### WHAT IS NEEDED
From the cruise control thread, pull out the passage from "Any help appreciated" to "vasaline and reassemble." word for word.

### SOURCE PASSAGE
--------------------------------------------------

# Gold Cruise cruise control



## biggirafe (Oct 28, 2009)

Hi Guys
Does anyone have any experiance of Gold Cruise Control Systems?

We went to Devon this weekend and I had endless trouble getting mine to engage on the motorway. Whether it came on seemed to be totally hit and miss. Sometimes it came on as soon as I clicked the button other times not at all, then 5 minutes later after pushing the button 10 -20 times it would come on. I have changed the battery in the infrared remote. Is there anything that can be serviced or checked?

Any help appreciated


----------



## The Grand Wanderer (Oct 29, 2009)

*Gold cruise control*

Hi Biggirafe,
Aftermarket cruise control systems are always difficult to fix. However this page I found on the web does deal with fault rectifcation. Seems best option is to take all conections apart, clean throughly, smear lightly with vasaline and reassemble.
Best of luck.
regards,
Wanderer


----------



## biggirafe (Oct 29, 2009)

Thanks, I was not even aware that I could adjust the setup of the CC. It would not surprise me to find that the CC has lost all its settings as it was parked for some time prior to us purchasing it in August. I think I will work from home this afternoon


----------



## Mastodon (Oct 30, 2009)

I fitted a gold crise control from Conrad Anderson. Had no problems with it once it was set up. If you're using the IR control, check that the transmitter can 'see' the reciever.

--------------------------------------------------

### EXTRACTED ENTRIES
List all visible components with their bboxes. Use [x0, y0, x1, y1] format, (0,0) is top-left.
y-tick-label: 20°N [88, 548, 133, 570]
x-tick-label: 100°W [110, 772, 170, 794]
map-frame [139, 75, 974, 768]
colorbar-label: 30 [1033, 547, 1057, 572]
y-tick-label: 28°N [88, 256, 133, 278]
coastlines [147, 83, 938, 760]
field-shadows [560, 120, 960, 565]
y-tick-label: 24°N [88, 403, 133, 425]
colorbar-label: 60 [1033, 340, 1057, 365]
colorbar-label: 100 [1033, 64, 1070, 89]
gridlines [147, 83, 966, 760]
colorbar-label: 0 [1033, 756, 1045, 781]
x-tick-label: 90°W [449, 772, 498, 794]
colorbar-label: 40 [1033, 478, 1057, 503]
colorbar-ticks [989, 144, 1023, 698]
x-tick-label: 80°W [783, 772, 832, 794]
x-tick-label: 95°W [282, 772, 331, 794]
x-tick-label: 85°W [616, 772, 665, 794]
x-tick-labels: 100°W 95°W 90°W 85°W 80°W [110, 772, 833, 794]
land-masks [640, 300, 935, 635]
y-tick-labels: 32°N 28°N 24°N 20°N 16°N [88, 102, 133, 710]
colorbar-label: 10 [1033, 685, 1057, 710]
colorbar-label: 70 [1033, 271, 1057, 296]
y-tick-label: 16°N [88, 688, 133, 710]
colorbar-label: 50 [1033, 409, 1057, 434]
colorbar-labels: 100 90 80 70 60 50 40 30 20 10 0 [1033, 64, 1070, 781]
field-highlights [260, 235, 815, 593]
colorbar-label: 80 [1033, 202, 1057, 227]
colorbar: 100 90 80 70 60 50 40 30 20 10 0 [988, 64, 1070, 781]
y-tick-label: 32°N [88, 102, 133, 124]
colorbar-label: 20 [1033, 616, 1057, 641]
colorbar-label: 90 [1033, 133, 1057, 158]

--------------------------------------------------

### RESULT
Any help appreciated


----------



## The Grand Wanderer (Oct 29, 2009)

*Gold cruise control*

Hi Biggirafe,
Aftermarket cruise control systems are always difficult to fix. However this page I found on the web does deal with fault rectifcation. Seems best option is to take all conections apart, clean throughly, smear lightly with vasaline and reassemble.